• **AIM**
Copy every line in which the string "photo" occurs.

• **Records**
--- --- ---

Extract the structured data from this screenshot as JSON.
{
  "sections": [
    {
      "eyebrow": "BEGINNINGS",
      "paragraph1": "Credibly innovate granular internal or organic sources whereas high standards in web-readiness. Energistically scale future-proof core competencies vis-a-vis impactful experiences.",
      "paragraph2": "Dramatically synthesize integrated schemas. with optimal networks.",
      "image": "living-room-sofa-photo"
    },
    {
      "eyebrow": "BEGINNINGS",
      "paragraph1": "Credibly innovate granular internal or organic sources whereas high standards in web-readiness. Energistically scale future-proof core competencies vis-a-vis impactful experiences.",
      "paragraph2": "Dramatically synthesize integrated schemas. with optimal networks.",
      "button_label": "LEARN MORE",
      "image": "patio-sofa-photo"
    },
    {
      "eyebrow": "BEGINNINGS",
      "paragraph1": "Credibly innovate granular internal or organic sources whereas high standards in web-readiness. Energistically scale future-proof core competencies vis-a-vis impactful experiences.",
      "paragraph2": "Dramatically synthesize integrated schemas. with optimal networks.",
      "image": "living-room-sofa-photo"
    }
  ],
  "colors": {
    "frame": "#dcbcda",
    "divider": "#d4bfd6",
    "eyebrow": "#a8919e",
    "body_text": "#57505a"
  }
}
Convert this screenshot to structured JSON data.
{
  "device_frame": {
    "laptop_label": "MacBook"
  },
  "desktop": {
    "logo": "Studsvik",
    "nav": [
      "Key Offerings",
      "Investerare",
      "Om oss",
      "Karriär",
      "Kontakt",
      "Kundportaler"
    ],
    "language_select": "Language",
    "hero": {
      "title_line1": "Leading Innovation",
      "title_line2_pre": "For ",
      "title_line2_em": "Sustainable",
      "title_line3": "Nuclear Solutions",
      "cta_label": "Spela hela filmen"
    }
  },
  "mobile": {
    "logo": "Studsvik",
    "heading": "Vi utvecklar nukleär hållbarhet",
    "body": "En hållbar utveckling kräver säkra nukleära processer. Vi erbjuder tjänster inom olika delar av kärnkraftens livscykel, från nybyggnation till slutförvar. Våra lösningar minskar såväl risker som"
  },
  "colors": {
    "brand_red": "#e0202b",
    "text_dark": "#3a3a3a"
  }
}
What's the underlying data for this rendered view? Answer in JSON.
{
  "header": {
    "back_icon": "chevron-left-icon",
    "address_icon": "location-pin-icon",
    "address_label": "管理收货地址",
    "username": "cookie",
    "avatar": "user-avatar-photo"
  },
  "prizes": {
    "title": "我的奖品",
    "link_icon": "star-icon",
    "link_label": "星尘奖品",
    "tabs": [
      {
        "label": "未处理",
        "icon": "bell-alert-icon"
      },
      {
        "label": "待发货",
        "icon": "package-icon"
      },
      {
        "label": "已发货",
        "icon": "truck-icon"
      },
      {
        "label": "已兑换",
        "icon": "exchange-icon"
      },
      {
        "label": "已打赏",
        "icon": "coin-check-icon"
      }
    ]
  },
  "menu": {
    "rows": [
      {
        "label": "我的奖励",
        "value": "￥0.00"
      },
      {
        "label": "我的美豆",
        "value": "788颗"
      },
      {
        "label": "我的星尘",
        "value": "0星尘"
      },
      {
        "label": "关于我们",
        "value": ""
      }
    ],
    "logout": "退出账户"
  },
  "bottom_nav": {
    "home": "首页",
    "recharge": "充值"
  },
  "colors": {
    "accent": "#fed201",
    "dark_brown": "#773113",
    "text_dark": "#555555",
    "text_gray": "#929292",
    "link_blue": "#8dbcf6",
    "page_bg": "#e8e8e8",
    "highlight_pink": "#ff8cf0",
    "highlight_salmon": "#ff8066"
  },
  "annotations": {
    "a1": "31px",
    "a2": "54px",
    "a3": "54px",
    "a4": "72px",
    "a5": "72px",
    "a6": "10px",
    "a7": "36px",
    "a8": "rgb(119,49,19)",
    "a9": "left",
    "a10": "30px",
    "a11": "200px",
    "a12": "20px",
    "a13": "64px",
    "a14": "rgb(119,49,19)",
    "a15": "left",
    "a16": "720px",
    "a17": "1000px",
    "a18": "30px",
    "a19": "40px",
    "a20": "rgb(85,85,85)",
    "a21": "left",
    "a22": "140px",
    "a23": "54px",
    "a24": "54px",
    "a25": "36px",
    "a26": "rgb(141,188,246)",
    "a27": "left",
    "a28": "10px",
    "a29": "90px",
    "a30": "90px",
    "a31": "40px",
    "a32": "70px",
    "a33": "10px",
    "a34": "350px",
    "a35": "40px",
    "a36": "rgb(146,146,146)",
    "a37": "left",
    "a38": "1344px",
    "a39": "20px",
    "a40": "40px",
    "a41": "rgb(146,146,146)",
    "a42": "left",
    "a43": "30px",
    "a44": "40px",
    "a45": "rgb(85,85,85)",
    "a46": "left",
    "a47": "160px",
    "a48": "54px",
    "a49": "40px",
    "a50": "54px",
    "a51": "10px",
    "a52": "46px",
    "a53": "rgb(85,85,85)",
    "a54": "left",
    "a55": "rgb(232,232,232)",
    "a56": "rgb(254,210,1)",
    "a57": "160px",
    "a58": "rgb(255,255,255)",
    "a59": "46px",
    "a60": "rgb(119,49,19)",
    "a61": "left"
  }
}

--- --- ---

• **SOLUTION TO THIS PROBLEM**
      "image": "living-room-sofa-photo"
      "image": "patio-sofa-photo"
      "image": "living-room-sofa-photo"
    "avatar": "user-avatar-photo"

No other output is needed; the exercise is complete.